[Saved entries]
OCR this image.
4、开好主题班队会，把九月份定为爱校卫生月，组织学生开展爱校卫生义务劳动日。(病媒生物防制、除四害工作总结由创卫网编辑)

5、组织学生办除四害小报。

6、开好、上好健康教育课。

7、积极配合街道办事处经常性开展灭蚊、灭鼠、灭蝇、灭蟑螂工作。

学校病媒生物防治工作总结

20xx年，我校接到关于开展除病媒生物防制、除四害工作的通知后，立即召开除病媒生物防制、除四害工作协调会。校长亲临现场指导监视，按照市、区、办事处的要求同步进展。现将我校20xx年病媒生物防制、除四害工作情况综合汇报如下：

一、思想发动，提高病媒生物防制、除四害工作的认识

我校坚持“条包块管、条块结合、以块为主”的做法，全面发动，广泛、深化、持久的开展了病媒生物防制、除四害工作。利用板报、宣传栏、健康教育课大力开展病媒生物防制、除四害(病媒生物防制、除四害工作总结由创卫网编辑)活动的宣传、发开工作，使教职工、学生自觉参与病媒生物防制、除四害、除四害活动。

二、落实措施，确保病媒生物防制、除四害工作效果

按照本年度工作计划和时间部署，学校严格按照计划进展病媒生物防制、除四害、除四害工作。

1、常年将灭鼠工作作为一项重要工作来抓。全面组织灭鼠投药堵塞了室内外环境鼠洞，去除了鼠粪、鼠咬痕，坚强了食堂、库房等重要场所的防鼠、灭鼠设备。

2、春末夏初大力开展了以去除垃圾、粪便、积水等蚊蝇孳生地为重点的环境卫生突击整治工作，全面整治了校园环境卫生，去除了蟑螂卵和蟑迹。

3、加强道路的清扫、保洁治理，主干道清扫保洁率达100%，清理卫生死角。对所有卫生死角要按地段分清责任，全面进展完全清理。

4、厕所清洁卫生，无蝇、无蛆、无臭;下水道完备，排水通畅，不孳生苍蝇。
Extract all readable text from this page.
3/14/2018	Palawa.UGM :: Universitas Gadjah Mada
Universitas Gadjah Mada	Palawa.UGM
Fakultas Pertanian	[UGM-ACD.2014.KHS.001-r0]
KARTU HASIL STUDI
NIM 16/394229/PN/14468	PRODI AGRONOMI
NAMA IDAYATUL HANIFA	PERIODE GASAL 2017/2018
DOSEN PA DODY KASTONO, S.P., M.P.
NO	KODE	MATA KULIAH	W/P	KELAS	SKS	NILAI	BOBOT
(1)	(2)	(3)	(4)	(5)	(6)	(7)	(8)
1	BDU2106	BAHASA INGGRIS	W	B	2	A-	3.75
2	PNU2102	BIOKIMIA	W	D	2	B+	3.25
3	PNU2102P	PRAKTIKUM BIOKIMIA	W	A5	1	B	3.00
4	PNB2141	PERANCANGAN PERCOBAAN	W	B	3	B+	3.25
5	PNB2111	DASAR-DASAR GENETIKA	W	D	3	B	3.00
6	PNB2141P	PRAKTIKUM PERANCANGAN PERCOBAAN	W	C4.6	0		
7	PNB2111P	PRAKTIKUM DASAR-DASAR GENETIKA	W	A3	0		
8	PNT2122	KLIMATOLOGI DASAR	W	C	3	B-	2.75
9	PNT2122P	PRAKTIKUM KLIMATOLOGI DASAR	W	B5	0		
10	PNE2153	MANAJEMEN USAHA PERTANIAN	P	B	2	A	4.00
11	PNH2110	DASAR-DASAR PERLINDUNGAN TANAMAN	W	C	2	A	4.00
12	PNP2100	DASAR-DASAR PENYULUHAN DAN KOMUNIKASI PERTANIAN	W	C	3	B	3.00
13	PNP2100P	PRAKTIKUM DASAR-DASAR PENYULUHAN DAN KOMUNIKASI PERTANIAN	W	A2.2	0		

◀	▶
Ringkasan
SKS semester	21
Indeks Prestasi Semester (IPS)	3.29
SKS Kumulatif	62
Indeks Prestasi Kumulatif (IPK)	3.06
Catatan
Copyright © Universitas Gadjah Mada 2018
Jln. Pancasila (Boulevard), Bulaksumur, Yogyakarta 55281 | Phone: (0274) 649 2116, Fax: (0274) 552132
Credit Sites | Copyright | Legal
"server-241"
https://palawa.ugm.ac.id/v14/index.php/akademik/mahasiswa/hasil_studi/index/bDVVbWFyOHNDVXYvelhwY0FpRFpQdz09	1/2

» **What is needed**
Every record above should be output exactly.

» **Result of this task**
OCR this image.
4、开好主题班队会，把九月份定为爱校卫生月，组织学生开展爱校卫生义务劳动日。(病媒生物防制、除四害工作总结由创卫网编辑)

5、组织学生办除四害小报。

6、开好、上好健康教育课。

7、积极配合街道办事处经常性开展灭蚊、灭鼠、灭蝇、灭蟑螂工作。

学校病媒生物防治工作总结

20xx年，我校接到关于开展除病媒生物防制、除四害工作的通知后，立即召开除病媒生物防制、除四害工作协调会。校长亲临现场指导监视，按照市、区、办事处的要求同步进展。现将我校20xx年病媒生物防制、除四害工作情况综合汇报如下：

一、思想发动，提高病媒生物防制、除四害工作的认识

我校坚持“条包块管、条块结合、以块为主”的做法，全面发动，广泛、深化、持久的开展了病媒生物防制、除四害工作。利用板报、宣传栏、健康教育课大力开展病媒生物防制、除四害(病媒生物防制、除四害工作总结由创卫网编辑)活动的宣传、发开工作，使教职工、学生自觉参与病媒生物防制、除四害、除四害活动。

二、落实措施，确保病媒生物防制、除四害工作效果

按照本年度工作计划和时间部署，学校严格按照计划进展病媒生物防制、除四害、除四害工作。

1、常年将灭鼠工作作为一项重要工作来抓。全面组织灭鼠投药堵塞了室内外环境鼠洞，去除了鼠粪、鼠咬痕，坚强了食堂、库房等重要场所的防鼠、灭鼠设备。

2、春末夏初大力开展了以去除垃圾、粪便、积水等蚊蝇孳生地为重点的环境卫生突击整治工作，全面整治了校园环境卫生，去除了蟑螂卵和蟑迹。

3、加强道路的清扫、保洁治理，主干道清扫保洁率达100%，清理卫生死角。对所有卫生死角要按地段分清责任，全面进展完全清理。

4、厕所清洁卫生，无蝇、无蛆、无臭;下水道完备，排水通畅，不孳生苍蝇。
Extract all readable text from this page.
3/14/2018	Palawa.UGM :: Universitas Gadjah Mada
Universitas Gadjah Mada	Palawa.UGM
Fakultas Pertanian	[UGM-ACD.2014.KHS.001-r0]
KARTU HASIL STUDI
NIM 16/394229/PN/14468	PRODI AGRONOMI
NAMA IDAYATUL HANIFA	PERIODE GASAL 2017/2018
DOSEN PA DODY KASTONO, S.P., M.P.
NO	KODE	MATA KULIAH	W/P	KELAS	SKS	NILAI	BOBOT
(1)	(2)	(3)	(4)	(5)	(6)	(7)	(8)
1	BDU2106	BAHASA INGGRIS	W	B	2	A-	3.75
2	PNU2102	BIOKIMIA	W	D	2	B+	3.25
3	PNU2102P	PRAKTIKUM BIOKIMIA	W	A5	1	B	3.00
4	PNB2141	PERANCANGAN PERCOBAAN	W	B	3	B+	3.25
5	PNB2111	DASAR-DASAR GENETIKA	W	D	3	B	3.00
6	PNB2141P	PRAKTIKUM PERANCANGAN PERCOBAAN	W	C4.6	0		
7	PNB2111P	PRAKTIKUM DASAR-DASAR GENETIKA	W	A3	0		
8	PNT2122	KLIMATOLOGI DASAR	W	C	3	B-	2.75
9	PNT2122P	PRAKTIKUM KLIMATOLOGI DASAR	W	B5	0		
10	PNE2153	MANAJEMEN USAHA PERTANIAN	P	B	2	A	4.00
11	PNH2110	DASAR-DASAR PERLINDUNGAN TANAMAN	W	C	2	A	4.00
12	PNP2100	DASAR-DASAR PENYULUHAN DAN KOMUNIKASI PERTANIAN	W	C	3	B	3.00
13	PNP2100P	PRAKTIKUM DASAR-DASAR PENYULUHAN DAN KOMUNIKASI PERTANIAN	W	A2.2	0		

◀	▶
Ringkasan
SKS semester	21
Indeks Prestasi Semester (IPS)	3.29
SKS Kumulatif	62
Indeks Prestasi Kumulatif (IPK)	3.06
Catatan
Copyright © Universitas Gadjah Mada 2018
Jln. Pancasila (Boulevard), Bulaksumur, Yogyakarta 55281 | Phone: (0274) 649 2116, Fax: (0274) 552132
Credit Sites | Copyright | Legal
"server-241"
https://palawa.ugm.ac.id/v14/index.php/akademik/mahasiswa/hasil_studi/index/bDVVbWFyOHNDVXYvelhwY0FpRFpQdz09	1/2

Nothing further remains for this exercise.